**Exercise objective**: Return every record verbatim.

**Exercise data**:

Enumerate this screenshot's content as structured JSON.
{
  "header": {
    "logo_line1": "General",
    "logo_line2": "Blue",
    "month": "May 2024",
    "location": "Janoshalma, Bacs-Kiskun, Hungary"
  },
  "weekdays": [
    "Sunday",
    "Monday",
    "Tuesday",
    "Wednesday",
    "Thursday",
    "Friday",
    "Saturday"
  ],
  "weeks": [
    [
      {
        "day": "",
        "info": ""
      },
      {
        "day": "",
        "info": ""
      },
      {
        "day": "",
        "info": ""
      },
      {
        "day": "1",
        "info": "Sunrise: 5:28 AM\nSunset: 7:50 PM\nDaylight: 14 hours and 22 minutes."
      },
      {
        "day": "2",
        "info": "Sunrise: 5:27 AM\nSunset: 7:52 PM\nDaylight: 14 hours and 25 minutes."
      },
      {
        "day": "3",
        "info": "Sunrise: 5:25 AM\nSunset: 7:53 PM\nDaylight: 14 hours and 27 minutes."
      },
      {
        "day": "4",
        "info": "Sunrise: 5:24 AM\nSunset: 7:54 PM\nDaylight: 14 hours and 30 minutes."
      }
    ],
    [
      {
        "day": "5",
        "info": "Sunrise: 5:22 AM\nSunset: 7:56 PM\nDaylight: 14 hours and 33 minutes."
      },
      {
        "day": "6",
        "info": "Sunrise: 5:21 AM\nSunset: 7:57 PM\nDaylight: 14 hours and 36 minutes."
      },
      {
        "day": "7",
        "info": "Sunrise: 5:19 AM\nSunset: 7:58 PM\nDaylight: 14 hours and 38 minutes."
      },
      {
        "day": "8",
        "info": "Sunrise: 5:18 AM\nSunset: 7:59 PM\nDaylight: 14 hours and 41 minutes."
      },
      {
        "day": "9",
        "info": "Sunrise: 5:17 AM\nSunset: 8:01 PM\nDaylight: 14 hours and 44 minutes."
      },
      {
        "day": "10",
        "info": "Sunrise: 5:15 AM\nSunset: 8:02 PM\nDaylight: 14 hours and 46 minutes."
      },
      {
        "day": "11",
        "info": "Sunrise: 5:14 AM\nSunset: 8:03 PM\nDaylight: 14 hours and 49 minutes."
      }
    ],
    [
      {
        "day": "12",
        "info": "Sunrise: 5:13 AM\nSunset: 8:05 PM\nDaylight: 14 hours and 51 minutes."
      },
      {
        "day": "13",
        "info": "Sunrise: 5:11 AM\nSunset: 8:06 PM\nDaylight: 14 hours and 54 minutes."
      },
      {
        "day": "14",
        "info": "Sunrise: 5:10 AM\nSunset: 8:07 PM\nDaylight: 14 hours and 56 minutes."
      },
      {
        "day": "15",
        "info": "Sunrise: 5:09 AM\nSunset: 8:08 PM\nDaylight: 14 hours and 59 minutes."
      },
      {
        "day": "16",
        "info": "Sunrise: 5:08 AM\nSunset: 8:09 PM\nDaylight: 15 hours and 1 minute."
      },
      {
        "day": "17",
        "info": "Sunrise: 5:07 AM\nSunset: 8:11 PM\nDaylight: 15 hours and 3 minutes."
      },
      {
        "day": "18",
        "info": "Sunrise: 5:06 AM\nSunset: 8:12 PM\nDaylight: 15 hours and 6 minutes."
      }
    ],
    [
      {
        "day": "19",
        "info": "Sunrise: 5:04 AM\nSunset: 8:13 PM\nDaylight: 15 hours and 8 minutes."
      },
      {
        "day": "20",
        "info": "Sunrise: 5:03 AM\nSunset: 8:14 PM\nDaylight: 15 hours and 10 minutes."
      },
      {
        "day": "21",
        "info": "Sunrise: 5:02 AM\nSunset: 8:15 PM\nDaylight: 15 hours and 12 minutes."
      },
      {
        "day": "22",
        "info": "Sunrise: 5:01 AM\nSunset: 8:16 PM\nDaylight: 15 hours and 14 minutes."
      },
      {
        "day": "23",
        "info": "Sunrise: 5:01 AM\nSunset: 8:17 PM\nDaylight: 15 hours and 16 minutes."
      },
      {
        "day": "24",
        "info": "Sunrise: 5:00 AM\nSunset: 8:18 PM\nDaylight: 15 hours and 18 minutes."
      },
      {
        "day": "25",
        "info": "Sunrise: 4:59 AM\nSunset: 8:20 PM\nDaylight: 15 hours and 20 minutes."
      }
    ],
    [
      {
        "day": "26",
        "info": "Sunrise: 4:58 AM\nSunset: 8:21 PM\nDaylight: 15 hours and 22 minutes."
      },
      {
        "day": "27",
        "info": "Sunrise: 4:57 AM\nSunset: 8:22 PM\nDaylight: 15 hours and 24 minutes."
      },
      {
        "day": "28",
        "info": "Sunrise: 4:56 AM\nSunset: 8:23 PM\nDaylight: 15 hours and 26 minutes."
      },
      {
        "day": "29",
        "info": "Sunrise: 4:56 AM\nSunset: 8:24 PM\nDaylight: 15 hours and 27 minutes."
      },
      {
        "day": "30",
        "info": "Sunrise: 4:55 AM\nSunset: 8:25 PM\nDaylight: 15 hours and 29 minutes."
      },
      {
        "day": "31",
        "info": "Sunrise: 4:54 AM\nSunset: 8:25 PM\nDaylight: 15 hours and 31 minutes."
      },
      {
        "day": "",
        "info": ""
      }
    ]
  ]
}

**Correct response**:
Enumerate this screenshot's content as structured JSON.
{
  "header": {
    "logo_line1": "General",
    "logo_line2": "Blue",
    "month": "May 2024",
    "location": "Janoshalma, Bacs-Kiskun, Hungary"
  },
  "weekdays": [
    "Sunday",
    "Monday",
    "Tuesday",
    "Wednesday",
    "Thursday",
    "Friday",
    "Saturday"
  ],
  "weeks": [
    [
      {
        "day": "",
        "info": ""
      },
      {
        "day": "",
        "info": ""
      },
      {
        "day": "",
        "info": ""
      },
      {
        "day": "1",
        "info": "Sunrise: 5:28 AM\nSunset: 7:50 PM\nDaylight: 14 hours and 22 minutes."
      },
      {
        "day": "2",
        "info": "Sunrise: 5:27 AM\nSunset: 7:52 PM\nDaylight: 14 hours and 25 minutes."
      },
      {
        "day": "3",
        "info": "Sunrise: 5:25 AM\nSunset: 7:53 PM\nDaylight: 14 hours and 27 minutes."
      },
      {
        "day": "4",
        "info": "Sunrise: 5:24 AM\nSunset: 7:54 PM\nDaylight: 14 hours and 30 minutes."
      }
    ],
    [
      {
        "day": "5",
        "info": "Sunrise: 5:22 AM\nSunset: 7:56 PM\nDaylight: 14 hours and 33 minutes."
      },
      {
        "day": "6",
        "info": "Sunrise: 5:21 AM\nSunset: 7:57 PM\nDaylight: 14 hours and 36 minutes."
      },
      {
        "day": "7",
        "info": "Sunrise: 5:19 AM\nSunset: 7:58 PM\nDaylight: 14 hours and 38 minutes."
      },
      {
        "day": "8",
        "info": "Sunrise: 5:18 AM\nSunset: 7:59 PM\nDaylight: 14 hours and 41 minutes."
      },
      {
        "day": "9",
        "info": "Sunrise: 5:17 AM\nSunset: 8:01 PM\nDaylight: 14 hours and 44 minutes."
      },
      {
        "day": "10",
        "info": "Sunrise: 5:15 AM\nSunset: 8:02 PM\nDaylight: 14 hours and 46 minutes."
      },
      {
        "day": "11",
        "info": "Sunrise: 5:14 AM\nSunset: 8:03 PM\nDaylight: 14 hours and 49 minutes."
      }
    ],
    [
      {
        "day": "12",
        "info": "Sunrise: 5:13 AM\nSunset: 8:05 PM\nDaylight: 14 hours and 51 minutes."
      },
      {
        "day": "13",
        "info": "Sunrise: 5:11 AM\nSunset: 8:06 PM\nDaylight: 14 hours and 54 minutes."
      },
      {
        "day": "14",
        "info": "Sunrise: 5:10 AM\nSunset: 8:07 PM\nDaylight: 14 hours and 56 minutes."
      },
      {
        "day": "15",
        "info": "Sunrise: 5:09 AM\nSunset: 8:08 PM\nDaylight: 14 hours and 59 minutes."
      },
      {
        "day": "16",
        "info": "Sunrise: 5:08 AM\nSunset: 8:09 PM\nDaylight: 15 hours and 1 minute."
      },
      {
        "day": "17",
        "info": "Sunrise: 5:07 AM\nSunset: 8:11 PM\nDaylight: 15 hours and 3 minutes."
      },
      {
        "day": "18",
        "info": "Sunrise: 5:06 AM\nSunset: 8:12 PM\nDaylight: 15 hours and 6 minutes."
      }
    ],
    [
      {
        "day": "19",
        "info": "Sunrise: 5:04 AM\nSunset: 8:13 PM\nDaylight: 15 hours and 8 minutes."
      },
      {
        "day": "20",
        "info": "Sunrise: 5:03 AM\nSunset: 8:14 PM\nDaylight: 15 hours and 10 minutes."
      },
      {
        "day": "21",
        "info": "Sunrise: 5:02 AM\nSunset: 8:15 PM\nDaylight: 15 hours and 12 minutes."
      },
      {
        "day": "22",
        "info": "Sunrise: 5:01 AM\nSunset: 8:16 PM\nDaylight: 15 hours and 14 minutes."
      },
      {
        "day": "23",
        "info": "Sunrise: 5:01 AM\nSunset: 8:17 PM\nDaylight: 15 hours and 16 minutes."
      },
      {
        "day": "24",
        "info": "Sunrise: 5:00 AM\nSunset: 8:18 PM\nDaylight: 15 hours and 18 minutes."
      },
      {
        "day": "25",
        "info": "Sunrise: 4:59 AM\nSunset: 8:20 PM\nDaylight: 15 hours and 20 minutes."
      }
    ],
    [
      {
        "day": "26",
        "info": "Sunrise: 4:58 AM\nSunset: 8:21 PM\nDaylight: 15 hours and 22 minutes."
      },
      {
        "day": "27",
        "info": "Sunrise: 4:57 AM\nSunset: 8:22 PM\nDaylight: 15 hours and 24 minutes."
      },
      {
        "day": "28",
        "info": "Sunrise: 4:56 AM\nSunset: 8:23 PM\nDaylight: 15 hours and 26 minutes."
      },
      {
        "day": "29",
        "info": "Sunrise: 4:56 AM\nSunset: 8:24 PM\nDaylight: 15 hours and 27 minutes."
      },
      {
        "day": "30",
        "info": "Sunrise: 4:55 AM\nSunset: 8:25 PM\nDaylight: 15 hours and 29 minutes."
      },
      {
        "day": "31",
        "info": "Sunrise: 4:54 AM\nSunset: 8:25 PM\nDaylight: 15 hours and 31 minutes."
      },
      {
        "day": "",
        "info": ""
      }
    ]
  ]
}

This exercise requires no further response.